PROBLEM REQUIREMENTS
Collect each line containing "this".
========================================
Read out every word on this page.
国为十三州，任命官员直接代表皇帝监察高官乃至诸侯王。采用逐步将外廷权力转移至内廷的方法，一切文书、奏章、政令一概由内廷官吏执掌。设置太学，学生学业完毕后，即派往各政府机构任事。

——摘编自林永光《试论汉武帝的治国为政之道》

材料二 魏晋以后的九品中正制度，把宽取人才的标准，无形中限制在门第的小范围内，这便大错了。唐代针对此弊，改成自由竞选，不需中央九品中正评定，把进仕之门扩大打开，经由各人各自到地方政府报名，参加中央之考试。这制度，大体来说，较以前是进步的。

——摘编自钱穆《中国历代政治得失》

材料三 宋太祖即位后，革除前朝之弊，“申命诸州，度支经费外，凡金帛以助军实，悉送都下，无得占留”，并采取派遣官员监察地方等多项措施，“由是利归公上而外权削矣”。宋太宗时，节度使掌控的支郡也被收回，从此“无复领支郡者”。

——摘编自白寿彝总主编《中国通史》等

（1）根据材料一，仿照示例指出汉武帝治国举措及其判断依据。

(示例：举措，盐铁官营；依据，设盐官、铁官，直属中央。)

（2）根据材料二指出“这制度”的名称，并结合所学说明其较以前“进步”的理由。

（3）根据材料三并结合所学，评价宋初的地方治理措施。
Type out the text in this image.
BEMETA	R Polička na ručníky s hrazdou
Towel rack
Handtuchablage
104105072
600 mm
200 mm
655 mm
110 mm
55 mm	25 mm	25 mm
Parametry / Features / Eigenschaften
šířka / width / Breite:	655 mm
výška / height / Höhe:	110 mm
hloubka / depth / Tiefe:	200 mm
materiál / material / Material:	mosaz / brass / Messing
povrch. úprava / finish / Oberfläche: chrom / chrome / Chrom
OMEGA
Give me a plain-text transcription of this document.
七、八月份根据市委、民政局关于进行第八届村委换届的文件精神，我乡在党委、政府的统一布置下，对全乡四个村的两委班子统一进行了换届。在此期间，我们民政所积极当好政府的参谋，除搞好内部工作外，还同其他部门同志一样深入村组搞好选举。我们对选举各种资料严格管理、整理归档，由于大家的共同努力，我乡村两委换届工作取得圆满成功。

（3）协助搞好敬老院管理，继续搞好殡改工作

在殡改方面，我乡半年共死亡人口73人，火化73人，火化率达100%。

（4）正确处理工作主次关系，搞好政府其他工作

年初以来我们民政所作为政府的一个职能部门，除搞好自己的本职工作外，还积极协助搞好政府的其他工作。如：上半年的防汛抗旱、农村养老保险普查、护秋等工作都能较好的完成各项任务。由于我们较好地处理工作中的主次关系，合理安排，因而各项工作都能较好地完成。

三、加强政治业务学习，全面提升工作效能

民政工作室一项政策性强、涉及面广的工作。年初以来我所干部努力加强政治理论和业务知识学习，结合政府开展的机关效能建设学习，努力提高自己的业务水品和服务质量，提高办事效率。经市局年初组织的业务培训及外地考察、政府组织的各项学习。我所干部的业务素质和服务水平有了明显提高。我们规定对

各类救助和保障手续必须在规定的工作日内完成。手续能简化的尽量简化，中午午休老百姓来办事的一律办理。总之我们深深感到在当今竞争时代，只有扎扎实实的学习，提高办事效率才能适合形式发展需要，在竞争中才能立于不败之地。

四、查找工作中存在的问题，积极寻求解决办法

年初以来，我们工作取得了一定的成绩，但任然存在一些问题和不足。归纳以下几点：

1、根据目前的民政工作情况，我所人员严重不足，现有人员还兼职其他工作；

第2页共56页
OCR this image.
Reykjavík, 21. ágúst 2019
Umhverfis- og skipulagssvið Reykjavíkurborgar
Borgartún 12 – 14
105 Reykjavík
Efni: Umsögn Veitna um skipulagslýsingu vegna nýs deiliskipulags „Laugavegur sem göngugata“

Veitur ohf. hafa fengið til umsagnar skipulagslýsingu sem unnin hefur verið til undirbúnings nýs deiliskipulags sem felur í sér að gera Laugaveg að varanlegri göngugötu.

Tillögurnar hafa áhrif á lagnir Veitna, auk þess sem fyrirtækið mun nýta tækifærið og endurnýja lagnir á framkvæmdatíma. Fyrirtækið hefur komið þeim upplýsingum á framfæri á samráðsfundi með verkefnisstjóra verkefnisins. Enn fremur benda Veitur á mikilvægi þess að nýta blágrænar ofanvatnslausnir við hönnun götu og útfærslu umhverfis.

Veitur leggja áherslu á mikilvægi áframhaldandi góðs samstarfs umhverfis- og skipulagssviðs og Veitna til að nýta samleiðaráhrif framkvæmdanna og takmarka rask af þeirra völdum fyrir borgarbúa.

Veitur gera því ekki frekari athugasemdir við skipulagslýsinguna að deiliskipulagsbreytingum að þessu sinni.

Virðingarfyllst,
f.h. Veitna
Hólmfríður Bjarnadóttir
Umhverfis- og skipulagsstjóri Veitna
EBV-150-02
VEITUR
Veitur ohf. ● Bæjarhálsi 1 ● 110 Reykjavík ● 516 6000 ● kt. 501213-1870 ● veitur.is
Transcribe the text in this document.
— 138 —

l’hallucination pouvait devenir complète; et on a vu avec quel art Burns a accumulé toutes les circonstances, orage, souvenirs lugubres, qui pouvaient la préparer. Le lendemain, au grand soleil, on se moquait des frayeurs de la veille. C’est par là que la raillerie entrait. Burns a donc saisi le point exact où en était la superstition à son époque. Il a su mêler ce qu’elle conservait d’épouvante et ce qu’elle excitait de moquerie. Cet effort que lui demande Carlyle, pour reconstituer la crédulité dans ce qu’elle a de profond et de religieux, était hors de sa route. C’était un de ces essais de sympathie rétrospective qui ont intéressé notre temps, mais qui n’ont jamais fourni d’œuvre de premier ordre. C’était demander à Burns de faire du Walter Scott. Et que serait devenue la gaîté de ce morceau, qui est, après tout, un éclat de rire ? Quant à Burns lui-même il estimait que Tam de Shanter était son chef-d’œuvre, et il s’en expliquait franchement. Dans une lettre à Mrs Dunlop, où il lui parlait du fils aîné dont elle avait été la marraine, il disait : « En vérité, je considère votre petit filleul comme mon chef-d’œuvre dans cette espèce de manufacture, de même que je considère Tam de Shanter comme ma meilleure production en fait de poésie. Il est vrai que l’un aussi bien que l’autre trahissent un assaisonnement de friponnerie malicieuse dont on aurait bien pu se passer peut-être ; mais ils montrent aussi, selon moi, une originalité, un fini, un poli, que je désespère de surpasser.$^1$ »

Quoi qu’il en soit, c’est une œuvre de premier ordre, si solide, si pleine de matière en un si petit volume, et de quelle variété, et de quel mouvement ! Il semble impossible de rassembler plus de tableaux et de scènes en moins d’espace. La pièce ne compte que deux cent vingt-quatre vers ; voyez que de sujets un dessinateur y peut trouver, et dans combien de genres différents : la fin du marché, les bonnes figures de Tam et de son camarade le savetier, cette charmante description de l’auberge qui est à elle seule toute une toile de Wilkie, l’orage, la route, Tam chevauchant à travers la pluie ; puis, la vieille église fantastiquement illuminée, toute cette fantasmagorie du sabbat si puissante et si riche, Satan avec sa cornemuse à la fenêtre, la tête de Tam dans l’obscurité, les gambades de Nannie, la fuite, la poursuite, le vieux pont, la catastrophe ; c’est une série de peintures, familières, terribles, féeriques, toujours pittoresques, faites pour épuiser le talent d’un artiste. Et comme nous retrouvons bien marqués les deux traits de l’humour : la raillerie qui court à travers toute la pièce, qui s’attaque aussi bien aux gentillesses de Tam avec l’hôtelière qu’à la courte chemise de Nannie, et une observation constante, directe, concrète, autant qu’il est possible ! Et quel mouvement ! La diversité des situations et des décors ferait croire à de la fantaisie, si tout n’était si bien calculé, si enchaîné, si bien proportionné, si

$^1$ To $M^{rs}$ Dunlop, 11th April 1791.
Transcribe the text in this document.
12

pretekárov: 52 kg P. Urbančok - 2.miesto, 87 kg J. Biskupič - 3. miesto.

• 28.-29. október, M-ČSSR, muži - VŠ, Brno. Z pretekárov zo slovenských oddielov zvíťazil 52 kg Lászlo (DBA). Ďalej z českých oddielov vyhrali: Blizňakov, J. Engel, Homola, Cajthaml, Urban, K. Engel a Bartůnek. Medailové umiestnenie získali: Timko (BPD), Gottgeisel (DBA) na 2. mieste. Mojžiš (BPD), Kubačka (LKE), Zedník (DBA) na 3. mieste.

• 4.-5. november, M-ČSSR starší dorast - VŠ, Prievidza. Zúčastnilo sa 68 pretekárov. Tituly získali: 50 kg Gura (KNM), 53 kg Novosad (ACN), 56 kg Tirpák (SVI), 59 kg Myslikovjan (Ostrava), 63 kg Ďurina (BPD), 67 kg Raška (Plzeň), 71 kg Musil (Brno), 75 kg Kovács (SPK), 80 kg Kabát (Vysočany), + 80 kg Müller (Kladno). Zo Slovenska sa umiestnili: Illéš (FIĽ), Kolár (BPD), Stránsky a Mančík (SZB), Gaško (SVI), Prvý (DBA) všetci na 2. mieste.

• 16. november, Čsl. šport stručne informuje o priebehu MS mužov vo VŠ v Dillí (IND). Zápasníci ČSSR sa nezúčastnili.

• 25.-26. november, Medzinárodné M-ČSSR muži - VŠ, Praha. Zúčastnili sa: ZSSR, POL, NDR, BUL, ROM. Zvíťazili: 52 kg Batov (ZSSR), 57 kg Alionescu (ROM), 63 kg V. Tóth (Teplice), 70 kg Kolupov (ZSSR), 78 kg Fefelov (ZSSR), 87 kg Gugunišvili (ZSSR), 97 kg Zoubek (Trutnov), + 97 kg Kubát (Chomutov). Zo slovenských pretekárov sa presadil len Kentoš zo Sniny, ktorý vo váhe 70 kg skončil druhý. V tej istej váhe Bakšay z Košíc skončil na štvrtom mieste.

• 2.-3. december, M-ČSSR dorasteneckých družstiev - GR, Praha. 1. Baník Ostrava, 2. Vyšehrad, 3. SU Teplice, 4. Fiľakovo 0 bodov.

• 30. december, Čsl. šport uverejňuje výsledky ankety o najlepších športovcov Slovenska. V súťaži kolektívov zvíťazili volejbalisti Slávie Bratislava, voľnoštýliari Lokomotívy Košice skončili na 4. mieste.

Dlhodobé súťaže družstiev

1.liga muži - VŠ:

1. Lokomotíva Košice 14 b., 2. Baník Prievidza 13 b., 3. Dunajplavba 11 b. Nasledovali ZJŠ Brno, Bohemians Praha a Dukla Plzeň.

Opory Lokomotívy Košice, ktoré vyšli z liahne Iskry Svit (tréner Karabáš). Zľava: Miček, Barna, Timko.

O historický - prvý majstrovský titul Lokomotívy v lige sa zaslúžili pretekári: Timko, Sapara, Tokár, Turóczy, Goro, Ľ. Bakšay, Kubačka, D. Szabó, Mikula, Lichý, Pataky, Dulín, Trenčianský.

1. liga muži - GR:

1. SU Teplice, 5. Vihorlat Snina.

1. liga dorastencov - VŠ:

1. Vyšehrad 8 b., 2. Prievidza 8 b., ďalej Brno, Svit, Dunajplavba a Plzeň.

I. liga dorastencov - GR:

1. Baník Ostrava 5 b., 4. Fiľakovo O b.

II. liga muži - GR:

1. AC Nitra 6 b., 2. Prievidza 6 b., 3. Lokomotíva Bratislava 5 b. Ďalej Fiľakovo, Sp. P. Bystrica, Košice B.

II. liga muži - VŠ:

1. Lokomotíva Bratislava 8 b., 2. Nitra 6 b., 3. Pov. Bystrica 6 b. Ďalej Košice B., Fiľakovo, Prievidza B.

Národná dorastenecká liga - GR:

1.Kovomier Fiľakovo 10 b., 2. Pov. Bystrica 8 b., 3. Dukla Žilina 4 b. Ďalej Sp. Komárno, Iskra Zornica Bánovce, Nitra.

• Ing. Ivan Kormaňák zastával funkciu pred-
========================================
COMPLETE OUTPUT
Read out every word on this page.
Type out the text in this image.
Give me a plain-text transcription of this document.
OCR this image.
Transcribe the text in this document.
Transcribe the text in this document.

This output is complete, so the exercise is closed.